Layout coordinate data:
'''

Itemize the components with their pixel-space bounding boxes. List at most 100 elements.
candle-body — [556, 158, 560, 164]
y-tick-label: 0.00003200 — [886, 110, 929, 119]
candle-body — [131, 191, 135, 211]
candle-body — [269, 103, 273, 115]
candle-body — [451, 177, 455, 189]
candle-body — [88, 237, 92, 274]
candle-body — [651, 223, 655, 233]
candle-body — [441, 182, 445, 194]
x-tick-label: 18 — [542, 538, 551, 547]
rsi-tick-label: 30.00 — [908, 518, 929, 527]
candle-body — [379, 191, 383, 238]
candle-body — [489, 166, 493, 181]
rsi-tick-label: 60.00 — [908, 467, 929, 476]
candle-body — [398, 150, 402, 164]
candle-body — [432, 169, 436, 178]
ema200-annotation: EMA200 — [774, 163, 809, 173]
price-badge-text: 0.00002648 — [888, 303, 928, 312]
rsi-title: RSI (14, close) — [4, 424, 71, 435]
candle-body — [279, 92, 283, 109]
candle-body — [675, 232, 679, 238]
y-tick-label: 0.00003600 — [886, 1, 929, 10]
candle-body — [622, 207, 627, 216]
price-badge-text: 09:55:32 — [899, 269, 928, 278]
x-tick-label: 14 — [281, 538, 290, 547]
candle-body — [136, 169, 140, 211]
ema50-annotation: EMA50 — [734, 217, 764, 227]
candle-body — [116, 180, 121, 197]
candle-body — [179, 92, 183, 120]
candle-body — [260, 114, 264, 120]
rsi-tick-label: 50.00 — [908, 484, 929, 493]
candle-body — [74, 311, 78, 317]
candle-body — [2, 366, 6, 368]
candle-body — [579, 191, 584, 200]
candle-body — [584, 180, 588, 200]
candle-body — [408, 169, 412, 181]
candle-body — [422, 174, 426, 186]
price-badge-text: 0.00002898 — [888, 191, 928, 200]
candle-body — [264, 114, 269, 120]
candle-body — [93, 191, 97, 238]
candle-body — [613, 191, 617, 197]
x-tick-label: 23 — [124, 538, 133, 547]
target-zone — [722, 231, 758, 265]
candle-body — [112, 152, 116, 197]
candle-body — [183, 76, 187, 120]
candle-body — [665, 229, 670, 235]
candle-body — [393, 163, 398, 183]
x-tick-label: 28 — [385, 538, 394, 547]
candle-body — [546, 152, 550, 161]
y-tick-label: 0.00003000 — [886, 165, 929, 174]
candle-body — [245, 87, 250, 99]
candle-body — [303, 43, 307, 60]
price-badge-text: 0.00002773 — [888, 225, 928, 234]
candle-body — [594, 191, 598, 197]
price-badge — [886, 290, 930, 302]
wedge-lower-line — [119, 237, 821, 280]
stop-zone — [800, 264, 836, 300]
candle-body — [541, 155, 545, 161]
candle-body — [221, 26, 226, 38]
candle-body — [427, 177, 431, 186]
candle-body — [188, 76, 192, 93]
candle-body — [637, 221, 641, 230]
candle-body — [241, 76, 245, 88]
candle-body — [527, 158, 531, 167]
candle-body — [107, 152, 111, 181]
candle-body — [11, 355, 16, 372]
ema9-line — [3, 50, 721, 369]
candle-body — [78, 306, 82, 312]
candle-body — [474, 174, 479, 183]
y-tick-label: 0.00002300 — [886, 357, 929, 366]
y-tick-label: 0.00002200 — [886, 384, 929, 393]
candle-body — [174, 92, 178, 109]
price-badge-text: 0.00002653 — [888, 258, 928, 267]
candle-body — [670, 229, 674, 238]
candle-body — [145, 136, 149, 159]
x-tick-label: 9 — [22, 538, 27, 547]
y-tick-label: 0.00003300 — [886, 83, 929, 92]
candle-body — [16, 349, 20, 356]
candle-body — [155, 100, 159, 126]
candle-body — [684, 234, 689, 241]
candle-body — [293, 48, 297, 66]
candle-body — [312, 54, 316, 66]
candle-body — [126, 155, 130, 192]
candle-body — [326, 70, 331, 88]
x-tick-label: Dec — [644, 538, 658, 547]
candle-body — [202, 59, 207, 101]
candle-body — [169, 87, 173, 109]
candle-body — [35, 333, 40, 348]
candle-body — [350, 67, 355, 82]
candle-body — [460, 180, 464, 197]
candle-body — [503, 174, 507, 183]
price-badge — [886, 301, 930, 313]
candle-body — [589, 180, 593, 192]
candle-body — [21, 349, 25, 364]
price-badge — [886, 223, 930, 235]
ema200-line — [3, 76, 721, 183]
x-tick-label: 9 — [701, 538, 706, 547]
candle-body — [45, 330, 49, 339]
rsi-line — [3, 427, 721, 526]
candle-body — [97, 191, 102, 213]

'''

### What the exercise asks
Please copy every line of the listing above without any changes.

### Finished task
Itemize the components with their pixel-space bounding boxes. List at most 100 elements.
candle-body — [556, 158, 560, 164]
y-tick-label: 0.00003200 — [886, 110, 929, 119]
candle-body — [131, 191, 135, 211]
candle-body — [269, 103, 273, 115]
candle-body — [451, 177, 455, 189]
candle-body — [88, 237, 92, 274]
candle-body — [651, 223, 655, 233]
candle-body — [441, 182, 445, 194]
x-tick-label: 18 — [542, 538, 551, 547]
rsi-tick-label: 30.00 — [908, 518, 929, 527]
candle-body — [379, 191, 383, 238]
candle-body — [489, 166, 493, 181]
rsi-tick-label: 60.00 — [908, 467, 929, 476]
candle-body — [398, 150, 402, 164]
candle-body — [432, 169, 436, 178]
ema200-annotation: EMA200 — [774, 163, 809, 173]
price-badge-text: 0.00002648 — [888, 303, 928, 312]
rsi-title: RSI (14, close) — [4, 424, 71, 435]
candle-body — [279, 92, 283, 109]
candle-body — [675, 232, 679, 238]
y-tick-label: 0.00003600 — [886, 1, 929, 10]
candle-body — [622, 207, 627, 216]
price-badge-text: 09:55:32 — [899, 269, 928, 278]
x-tick-label: 14 — [281, 538, 290, 547]
candle-body — [136, 169, 140, 211]
ema50-annotation: EMA50 — [734, 217, 764, 227]
candle-body — [116, 180, 121, 197]
candle-body — [179, 92, 183, 120]
candle-body — [260, 114, 264, 120]
rsi-tick-label: 50.00 — [908, 484, 929, 493]
candle-body — [74, 311, 78, 317]
candle-body — [2, 366, 6, 368]
candle-body — [579, 191, 584, 200]
candle-body — [584, 180, 588, 200]
candle-body — [408, 169, 412, 181]
candle-body — [422, 174, 426, 186]
price-badge-text: 0.00002898 — [888, 191, 928, 200]
candle-body — [264, 114, 269, 120]
candle-body — [93, 191, 97, 238]
candle-body — [613, 191, 617, 197]
x-tick-label: 23 — [124, 538, 133, 547]
target-zone — [722, 231, 758, 265]
candle-body — [112, 152, 116, 197]
candle-body — [183, 76, 187, 120]
candle-body — [665, 229, 670, 235]
candle-body — [393, 163, 398, 183]
x-tick-label: 28 — [385, 538, 394, 547]
candle-body — [546, 152, 550, 161]
y-tick-label: 0.00003000 — [886, 165, 929, 174]
candle-body — [245, 87, 250, 99]
candle-body — [303, 43, 307, 60]
price-badge-text: 0.00002773 — [888, 225, 928, 234]
candle-body — [594, 191, 598, 197]
price-badge — [886, 290, 930, 302]
wedge-lower-line — [119, 237, 821, 280]
stop-zone — [800, 264, 836, 300]
candle-body — [541, 155, 545, 161]
candle-body — [221, 26, 226, 38]
candle-body — [427, 177, 431, 186]
candle-body — [188, 76, 192, 93]
candle-body — [637, 221, 641, 230]
candle-body — [241, 76, 245, 88]
candle-body — [527, 158, 531, 167]
candle-body — [107, 152, 111, 181]
candle-body — [11, 355, 16, 372]
ema9-line — [3, 50, 721, 369]
candle-body — [78, 306, 82, 312]
candle-body — [474, 174, 479, 183]
y-tick-label: 0.00002300 — [886, 357, 929, 366]
y-tick-label: 0.00002200 — [886, 384, 929, 393]
candle-body — [174, 92, 178, 109]
price-badge-text: 0.00002653 — [888, 258, 928, 267]
candle-body — [670, 229, 674, 238]
candle-body — [145, 136, 149, 159]
x-tick-label: 9 — [22, 538, 27, 547]
y-tick-label: 0.00003300 — [886, 83, 929, 92]
candle-body — [16, 349, 20, 356]
candle-body — [155, 100, 159, 126]
candle-body — [684, 234, 689, 241]
candle-body — [293, 48, 297, 66]
candle-body — [312, 54, 316, 66]
candle-body — [126, 155, 130, 192]
candle-body — [326, 70, 331, 88]
x-tick-label: Dec — [644, 538, 658, 547]
candle-body — [202, 59, 207, 101]
candle-body — [169, 87, 173, 109]
candle-body — [35, 333, 40, 348]
candle-body — [350, 67, 355, 82]
candle-body — [460, 180, 464, 197]
candle-body — [503, 174, 507, 183]
price-badge — [886, 301, 930, 313]
candle-body — [589, 180, 593, 192]
candle-body — [21, 349, 25, 364]
price-badge — [886, 223, 930, 235]
ema200-line — [3, 76, 721, 183]
x-tick-label: 9 — [701, 538, 706, 547]
candle-body — [45, 330, 49, 339]
rsi-line — [3, 427, 721, 526]
candle-body — [97, 191, 102, 213]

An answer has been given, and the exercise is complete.